> Exercise requirements:
Where a line contains the word "this", copy that line in full.

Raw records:

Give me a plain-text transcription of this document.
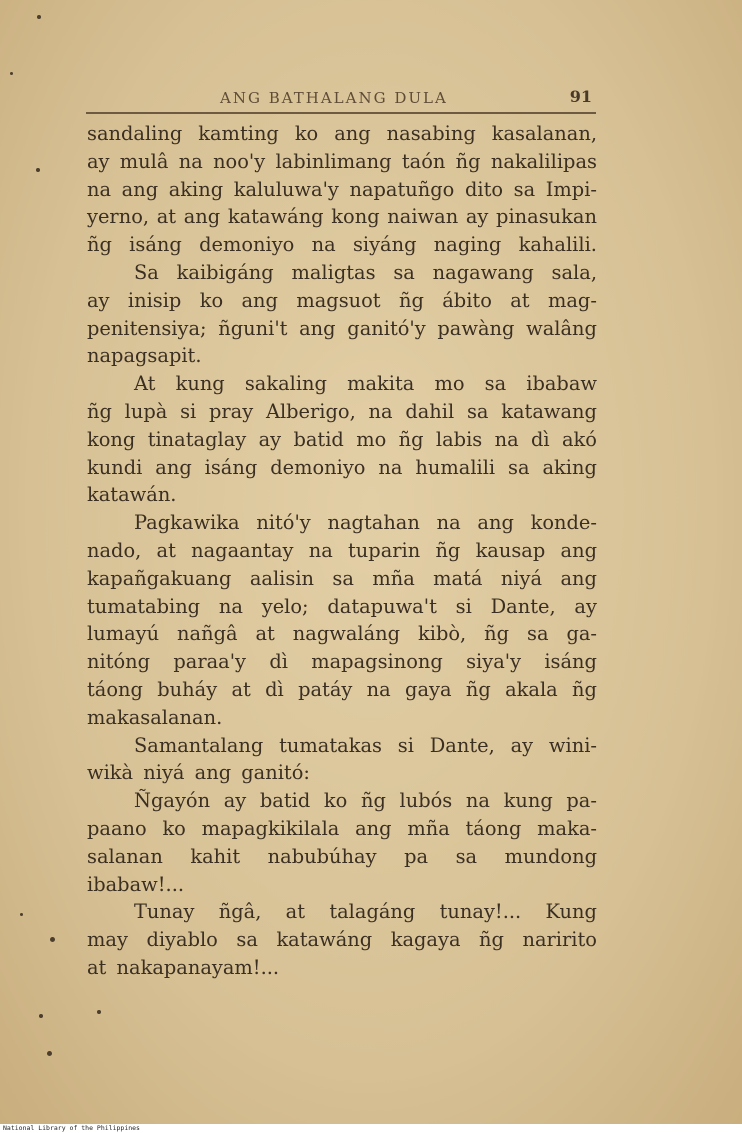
ANG BATHALANG DULA	91
sandaling kamting ko ang nasabing kasalanan,
ay mulâ na noo'y labinlimang taón ñg nakalilipas
na ang aking kaluluwa'y napatuñgo dito sa Impi-
yerno, at ang katawáng kong naiwan ay pinasukan
ñg isáng demoniyo na siyáng naging kahalili.
Sa kaibigáng maligtas sa nagawang sala,
ay inisip ko ang magsuot ñg ábito at mag-
penitensiya; ñguni't ang ganitó'y pawàng walâng
napagsapit.
At kung sakaling makita mo sa ibabaw
ñg lupà si pray Alberigo, na dahil sa katawang
kong tinataglay ay batid mo ñg labis na dì akó
kundi ang isáng demoniyo na humalili sa aking
katawán.
Pagkawika nitó'y nagtahan na ang konde-
nado, at nagaantay na tuparin ñg kausap ang
kapañgakuang aalisin sa mña matá niyá ang
tumatabing na yelo; datapuwa't si Dante, ay
lumayú nañgâ at nagwaláng kibò, ñg sa ga-
nitóng paraa'y dì mapagsinong siya'y isáng
táong buháy at dì patáy na gaya ñg akala ñg
makasalanan.
Samantalang tumatakas si Dante, ay wini-
wikà niyá ang ganitó:
Ñgayón ay batid ko ñg lubós na kung pa-
paano ko mapagkikilala ang mña táong maka-
salanan kahit nabubúhay pa sa mundong
ibabaw!...
Tunay ñgâ, at talagáng tunay!... Kung
may diyablo sa katawáng kagaya ñg naririto
at nakapanayam!...
National Library of the Philippines
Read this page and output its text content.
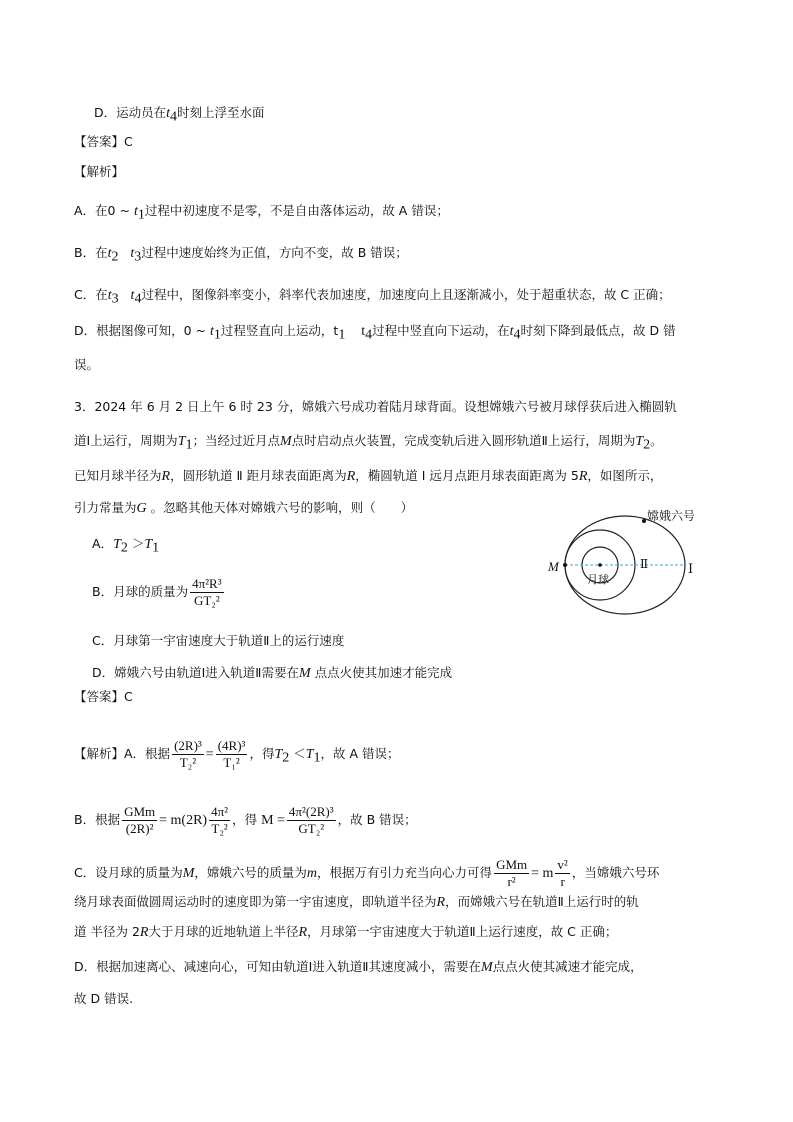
D．运动员在$t_4$时刻上浮至水面
【答案】C
【解析】
A．在0 ~ $t_1$过程中初速度不是零，不是自由落体运动，故 A 错误；
B．在$t_2$ $t_3$过程中速度始终为正值，方向不变，故 B 错误；
C．在$t_3$ $t_4$过程中，图像斜率变小，斜率代表加速度，加速度向上且逐渐减小，处于超重状态，故 C 正确；
D．根据图像可知，0 ~ $t_1$过程竖直向上运动，$t_1$ $t_4$过程中竖直向下运动，在$t_4$时刻下降到最低点，故 D 错
误。
3．2024 年 6 月 2 日上午 6 时 23 分，嫦娥六号成功着陆月球背面。设想嫦娥六号被月球俘获后进入椭圆轨
道Ⅰ上运行，周期为$T_1$；当经过近月点M点时启动点火装置，完成变轨后进入圆形轨道Ⅱ上运行，周期为$T_2$。
已知月球半径为R，圆形轨道 Ⅱ 距月球表面距离为R，椭圆轨道 Ⅰ 远月点距月球表面距离为 5R，如图所示，
引力常量为G 。忽略其他天体对嫦娥六号的影响，则（　　）
A．$T_2 >T_1$
B．月球的质量为 $\frac{\text{4π²R³}}{\text{GT₂²}}$
C．月球第一宇宙速度大于轨道Ⅱ上的运行速度
D．嫦娥六号由轨道Ⅰ进入轨道Ⅱ需要在M 点点火使其加速才能完成
【答案】C
嫦娥六号
月球
Ⅱ	Ⅰ
M
【解析】A．根据 $\frac{\text{(2R)³}}{\text{T₂²}} = \frac{\text{(4R)³}}{\text{T₁²}}$ ，得$T_2 <T_1$，故 A 错误；
B．根据 $\frac{\text{GMm}}{\text{(2R)²}} = m(2R) \frac{\text{4π²}}{\text{T₂²}}$ ，得 $M = \frac{\text{4π²(2R)³}}{\text{GT₂²}}$ ，故 B 错误；
C．设月球的质量为M，嫦娥六号的质量为m，根据万有引力充当向心力可得 $\frac{\text{GMm}}{\text{r²}} = m \frac{\text{v²}}{r}$ ，当嫦娥六号环
绕月球表面做圆周运动时的速度即为第一宇宙速度，即轨道半径为R，而嫦娥六号在轨道Ⅱ上运行时的轨
道 半径为 2R大于月球的近地轨道上半径R，月球第一宇宙速度大于轨道Ⅱ上运行速度，故 C 正确；
D．根据加速离心、减速向心，可知由轨道Ⅰ进入轨道Ⅱ其速度减小，需要在M点点火使其减速才能完成，
故 D 错误.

> Task output:
Give me a plain-text transcription of this document.
Read this page and output its text content.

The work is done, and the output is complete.